Exercise details: Will you transcribe the entries that follow, exactly and in full?

Data provided:
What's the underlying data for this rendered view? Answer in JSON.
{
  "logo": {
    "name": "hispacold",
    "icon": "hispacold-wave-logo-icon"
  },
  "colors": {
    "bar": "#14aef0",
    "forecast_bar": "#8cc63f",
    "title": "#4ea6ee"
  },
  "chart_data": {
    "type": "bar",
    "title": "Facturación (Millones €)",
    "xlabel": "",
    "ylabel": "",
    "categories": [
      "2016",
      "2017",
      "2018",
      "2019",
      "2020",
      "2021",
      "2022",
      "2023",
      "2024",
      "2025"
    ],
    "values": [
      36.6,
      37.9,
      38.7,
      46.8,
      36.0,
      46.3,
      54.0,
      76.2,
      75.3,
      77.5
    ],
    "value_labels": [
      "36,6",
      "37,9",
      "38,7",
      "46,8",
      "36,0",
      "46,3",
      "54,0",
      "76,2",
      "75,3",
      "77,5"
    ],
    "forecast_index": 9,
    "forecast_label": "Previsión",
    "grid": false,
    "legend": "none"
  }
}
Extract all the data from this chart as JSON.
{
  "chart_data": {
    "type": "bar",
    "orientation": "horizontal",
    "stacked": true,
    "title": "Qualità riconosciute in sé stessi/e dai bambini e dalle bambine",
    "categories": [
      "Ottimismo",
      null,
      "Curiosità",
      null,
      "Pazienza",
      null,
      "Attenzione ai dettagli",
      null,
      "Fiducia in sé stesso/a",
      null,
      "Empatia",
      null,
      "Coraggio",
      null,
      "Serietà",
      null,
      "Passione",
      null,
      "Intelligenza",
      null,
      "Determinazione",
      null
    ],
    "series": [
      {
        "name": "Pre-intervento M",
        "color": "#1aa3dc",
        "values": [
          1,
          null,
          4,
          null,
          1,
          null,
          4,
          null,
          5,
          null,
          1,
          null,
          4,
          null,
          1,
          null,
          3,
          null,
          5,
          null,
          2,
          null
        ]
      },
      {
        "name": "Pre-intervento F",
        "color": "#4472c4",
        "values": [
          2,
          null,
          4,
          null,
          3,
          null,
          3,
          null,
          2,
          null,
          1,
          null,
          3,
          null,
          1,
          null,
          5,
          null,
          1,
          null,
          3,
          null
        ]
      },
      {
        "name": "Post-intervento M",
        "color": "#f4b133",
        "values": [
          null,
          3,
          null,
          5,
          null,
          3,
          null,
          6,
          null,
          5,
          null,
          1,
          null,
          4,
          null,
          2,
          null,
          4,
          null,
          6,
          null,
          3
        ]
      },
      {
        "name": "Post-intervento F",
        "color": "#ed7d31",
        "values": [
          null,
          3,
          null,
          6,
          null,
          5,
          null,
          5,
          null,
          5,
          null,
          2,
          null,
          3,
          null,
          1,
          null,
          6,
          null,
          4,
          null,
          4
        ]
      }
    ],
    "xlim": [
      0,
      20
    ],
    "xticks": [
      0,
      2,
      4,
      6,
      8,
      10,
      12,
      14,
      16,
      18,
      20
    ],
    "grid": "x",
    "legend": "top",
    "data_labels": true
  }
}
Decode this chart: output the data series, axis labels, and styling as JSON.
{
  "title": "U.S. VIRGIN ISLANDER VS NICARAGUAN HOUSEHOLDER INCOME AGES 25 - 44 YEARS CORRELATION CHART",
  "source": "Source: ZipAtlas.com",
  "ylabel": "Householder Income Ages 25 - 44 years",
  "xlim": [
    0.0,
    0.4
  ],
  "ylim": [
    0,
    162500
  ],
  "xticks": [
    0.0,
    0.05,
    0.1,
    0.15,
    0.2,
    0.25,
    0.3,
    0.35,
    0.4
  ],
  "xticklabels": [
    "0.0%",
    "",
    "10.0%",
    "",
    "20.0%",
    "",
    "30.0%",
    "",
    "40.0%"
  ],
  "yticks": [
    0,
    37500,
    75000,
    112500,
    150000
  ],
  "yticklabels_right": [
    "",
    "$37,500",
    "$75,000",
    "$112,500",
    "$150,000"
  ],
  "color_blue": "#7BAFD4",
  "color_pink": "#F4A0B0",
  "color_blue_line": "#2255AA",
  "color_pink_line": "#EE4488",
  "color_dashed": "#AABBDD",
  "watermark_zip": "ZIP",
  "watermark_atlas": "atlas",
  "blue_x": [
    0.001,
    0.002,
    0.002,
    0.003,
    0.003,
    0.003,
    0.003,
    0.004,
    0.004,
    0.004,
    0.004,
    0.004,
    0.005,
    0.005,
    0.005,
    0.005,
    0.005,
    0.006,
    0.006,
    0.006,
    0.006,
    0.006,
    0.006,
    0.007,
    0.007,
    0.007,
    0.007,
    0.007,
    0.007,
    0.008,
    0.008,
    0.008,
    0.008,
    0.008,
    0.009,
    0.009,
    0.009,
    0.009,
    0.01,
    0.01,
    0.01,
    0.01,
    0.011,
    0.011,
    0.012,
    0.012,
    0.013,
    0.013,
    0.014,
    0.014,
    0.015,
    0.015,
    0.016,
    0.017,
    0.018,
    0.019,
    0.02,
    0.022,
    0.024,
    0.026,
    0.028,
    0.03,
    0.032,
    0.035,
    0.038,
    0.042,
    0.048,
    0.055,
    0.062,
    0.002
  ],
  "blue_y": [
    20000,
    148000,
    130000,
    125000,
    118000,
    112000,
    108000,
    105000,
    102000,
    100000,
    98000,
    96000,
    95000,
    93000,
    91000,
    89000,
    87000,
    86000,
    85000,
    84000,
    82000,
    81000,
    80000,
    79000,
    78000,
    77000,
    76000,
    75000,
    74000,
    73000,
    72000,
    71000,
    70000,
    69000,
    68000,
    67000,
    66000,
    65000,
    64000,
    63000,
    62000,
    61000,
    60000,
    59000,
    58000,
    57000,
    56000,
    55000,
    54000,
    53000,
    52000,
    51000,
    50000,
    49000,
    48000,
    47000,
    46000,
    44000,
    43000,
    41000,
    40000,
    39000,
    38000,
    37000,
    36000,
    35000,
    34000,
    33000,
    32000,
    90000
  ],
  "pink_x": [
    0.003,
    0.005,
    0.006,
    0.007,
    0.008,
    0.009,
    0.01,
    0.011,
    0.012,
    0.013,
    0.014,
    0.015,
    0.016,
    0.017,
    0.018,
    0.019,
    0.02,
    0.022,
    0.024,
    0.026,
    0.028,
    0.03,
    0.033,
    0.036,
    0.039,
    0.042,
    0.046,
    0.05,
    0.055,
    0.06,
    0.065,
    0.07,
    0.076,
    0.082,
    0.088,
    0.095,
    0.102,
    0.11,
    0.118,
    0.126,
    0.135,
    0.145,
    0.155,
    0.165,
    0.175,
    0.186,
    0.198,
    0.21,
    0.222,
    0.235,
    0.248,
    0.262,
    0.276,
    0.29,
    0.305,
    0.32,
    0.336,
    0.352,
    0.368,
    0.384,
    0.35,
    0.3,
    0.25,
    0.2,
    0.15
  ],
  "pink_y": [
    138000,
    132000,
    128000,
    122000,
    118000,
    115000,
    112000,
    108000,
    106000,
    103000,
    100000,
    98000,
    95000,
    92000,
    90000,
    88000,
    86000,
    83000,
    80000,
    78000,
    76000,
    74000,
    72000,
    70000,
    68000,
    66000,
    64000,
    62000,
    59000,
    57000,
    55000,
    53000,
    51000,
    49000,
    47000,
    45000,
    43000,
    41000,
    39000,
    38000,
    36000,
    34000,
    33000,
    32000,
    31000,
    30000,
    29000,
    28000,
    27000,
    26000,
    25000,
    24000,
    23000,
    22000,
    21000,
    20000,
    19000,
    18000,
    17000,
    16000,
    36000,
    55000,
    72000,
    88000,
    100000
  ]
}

Solution below:
What's the underlying data for this rendered view? Answer in JSON.
{
  "logo": {
    "name": "hispacold",
    "icon": "hispacold-wave-logo-icon"
  },
  "colors": {
    "bar": "#14aef0",
    "forecast_bar": "#8cc63f",
    "title": "#4ea6ee"
  },
  "chart_data": {
    "type": "bar",
    "title": "Facturación (Millones €)",
    "xlabel": "",
    "ylabel": "",
    "categories": [
      "2016",
      "2017",
      "2018",
      "2019",
      "2020",
      "2021",
      "2022",
      "2023",
      "2024",
      "2025"
    ],
    "values": [
      36.6,
      37.9,
      38.7,
      46.8,
      36.0,
      46.3,
      54.0,
      76.2,
      75.3,
      77.5
    ],
    "value_labels": [
      "36,6",
      "37,9",
      "38,7",
      "46,8",
      "36,0",
      "46,3",
      "54,0",
      "76,2",
      "75,3",
      "77,5"
    ],
    "forecast_index": 9,
    "forecast_label": "Previsión",
    "grid": false,
    "legend": "none"
  }
}
Extract all the data from this chart as JSON.
{
  "chart_data": {
    "type": "bar",
    "orientation": "horizontal",
    "stacked": true,
    "title": "Qualità riconosciute in sé stessi/e dai bambini e dalle bambine",
    "categories": [
      "Ottimismo",
      null,
      "Curiosità",
      null,
      "Pazienza",
      null,
      "Attenzione ai dettagli",
      null,
      "Fiducia in sé stesso/a",
      null,
      "Empatia",
      null,
      "Coraggio",
      null,
      "Serietà",
      null,
      "Passione",
      null,
      "Intelligenza",
      null,
      "Determinazione",
      null
    ],
    "series": [
      {
        "name": "Pre-intervento M",
        "color": "#1aa3dc",
        "values": [
          1,
          null,
          4,
          null,
          1,
          null,
          4,
          null,
          5,
          null,
          1,
          null,
          4,
          null,
          1,
          null,
          3,
          null,
          5,
          null,
          2,
          null
        ]
      },
      {
        "name": "Pre-intervento F",
        "color": "#4472c4",
        "values": [
          2,
          null,
          4,
          null,
          3,
          null,
          3,
          null,
          2,
          null,
          1,
          null,
          3,
          null,
          1,
          null,
          5,
          null,
          1,
          null,
          3,
          null
        ]
      },
      {
        "name": "Post-intervento M",
        "color": "#f4b133",
        "values": [
          null,
          3,
          null,
          5,
          null,
          3,
          null,
          6,
          null,
          5,
          null,
          1,
          null,
          4,
          null,
          2,
          null,
          4,
          null,
          6,
          null,
          3
        ]
      },
      {
        "name": "Post-intervento F",
        "color": "#ed7d31",
        "values": [
          null,
          3,
          null,
          6,
          null,
          5,
          null,
          5,
          null,
          5,
          null,
          2,
          null,
          3,
          null,
          1,
          null,
          6,
          null,
          4,
          null,
          4
        ]
      }
    ],
    "xlim": [
      0,
      20
    ],
    "xticks": [
      0,
      2,
      4,
      6,
      8,
      10,
      12,
      14,
      16,
      18,
      20
    ],
    "grid": "x",
    "legend": "top",
    "data_labels": true
  }
}
Decode this chart: output the data series, axis labels, and styling as JSON.
{
  "title": "U.S. VIRGIN ISLANDER VS NICARAGUAN HOUSEHOLDER INCOME AGES 25 - 44 YEARS CORRELATION CHART",
  "source": "Source: ZipAtlas.com",
  "ylabel": "Householder Income Ages 25 - 44 years",
  "xlim": [
    0.0,
    0.4
  ],
  "ylim": [
    0,
    162500
  ],
  "xticks": [
    0.0,
    0.05,
    0.1,
    0.15,
    0.2,
    0.25,
    0.3,
    0.35,
    0.4
  ],
  "xticklabels": [
    "0.0%",
    "",
    "10.0%",
    "",
    "20.0%",
    "",
    "30.0%",
    "",
    "40.0%"
  ],
  "yticks": [
    0,
    37500,
    75000,
    112500,
    150000
  ],
  "yticklabels_right": [
    "",
    "$37,500",
    "$75,000",
    "$112,500",
    "$150,000"
  ],
  "color_blue": "#7BAFD4",
  "color_pink": "#F4A0B0",
  "color_blue_line": "#2255AA",
  "color_pink_line": "#EE4488",
  "color_dashed": "#AABBDD",
  "watermark_zip": "ZIP",
  "watermark_atlas": "atlas",
  "blue_x": [
    0.001,
    0.002,
    0.002,
    0.003,
    0.003,
    0.003,
    0.003,
    0.004,
    0.004,
    0.004,
    0.004,
    0.004,
    0.005,
    0.005,
    0.005,
    0.005,
    0.005,
    0.006,
    0.006,
    0.006,
    0.006,
    0.006,
    0.006,
    0.007,
    0.007,
    0.007,
    0.007,
    0.007,
    0.007,
    0.008,
    0.008,
    0.008,
    0.008,
    0.008,
    0.009,
    0.009,
    0.009,
    0.009,
    0.01,
    0.01,
    0.01,
    0.01,
    0.011,
    0.011,
    0.012,
    0.012,
    0.013,
    0.013,
    0.014,
    0.014,
    0.015,
    0.015,
    0.016,
    0.017,
    0.018,
    0.019,
    0.02,
    0.022,
    0.024,
    0.026,
    0.028,
    0.03,
    0.032,
    0.035,
    0.038,
    0.042,
    0.048,
    0.055,
    0.062,
    0.002
  ],
  "blue_y": [
    20000,
    148000,
    130000,
    125000,
    118000,
    112000,
    108000,
    105000,
    102000,
    100000,
    98000,
    96000,
    95000,
    93000,
    91000,
    89000,
    87000,
    86000,
    85000,
    84000,
    82000,
    81000,
    80000,
    79000,
    78000,
    77000,
    76000,
    75000,
    74000,
    73000,
    72000,
    71000,
    70000,
    69000,
    68000,
    67000,
    66000,
    65000,
    64000,
    63000,
    62000,
    61000,
    60000,
    59000,
    58000,
    57000,
    56000,
    55000,
    54000,
    53000,
    52000,
    51000,
    50000,
    49000,
    48000,
    47000,
    46000,
    44000,
    43000,
    41000,
    40000,
    39000,
    38000,
    37000,
    36000,
    35000,
    34000,
    33000,
    32000,
    90000
  ],
  "pink_x": [
    0.003,
    0.005,
    0.006,
    0.007,
    0.008,
    0.009,
    0.01,
    0.011,
    0.012,
    0.013,
    0.014,
    0.015,
    0.016,
    0.017,
    0.018,
    0.019,
    0.02,
    0.022,
    0.024,
    0.026,
    0.028,
    0.03,
    0.033,
    0.036,
    0.039,
    0.042,
    0.046,
    0.05,
    0.055,
    0.06,
    0.065,
    0.07,
    0.076,
    0.082,
    0.088,
    0.095,
    0.102,
    0.11,
    0.118,
    0.126,
    0.135,
    0.145,
    0.155,
    0.165,
    0.175,
    0.186,
    0.198,
    0.21,
    0.222,
    0.235,
    0.248,
    0.262,
    0.276,
    0.29,
    0.305,
    0.32,
    0.336,
    0.352,
    0.368,
    0.384,
    0.35,
    0.3,
    0.25,
    0.2,
    0.15
  ],
  "pink_y": [
    138000,
    132000,
    128000,
    122000,
    118000,
    115000,
    112000,
    108000,
    106000,
    103000,
    100000,
    98000,
    95000,
    92000,
    90000,
    88000,
    86000,
    83000,
    80000,
    78000,
    76000,
    74000,
    72000,
    70000,
    68000,
    66000,
    64000,
    62000,
    59000,
    57000,
    55000,
    53000,
    51000,
    49000,
    47000,
    45000,
    43000,
    41000,
    39000,
    38000,
    36000,
    34000,
    33000,
    32000,
    31000,
    30000,
    29000,
    28000,
    27000,
    26000,
    25000,
    24000,
    23000,
    22000,
    21000,
    20000,
    19000,
    18000,
    17000,
    16000,
    36000,
    55000,
    72000,
    88000,
    100000
  ]
}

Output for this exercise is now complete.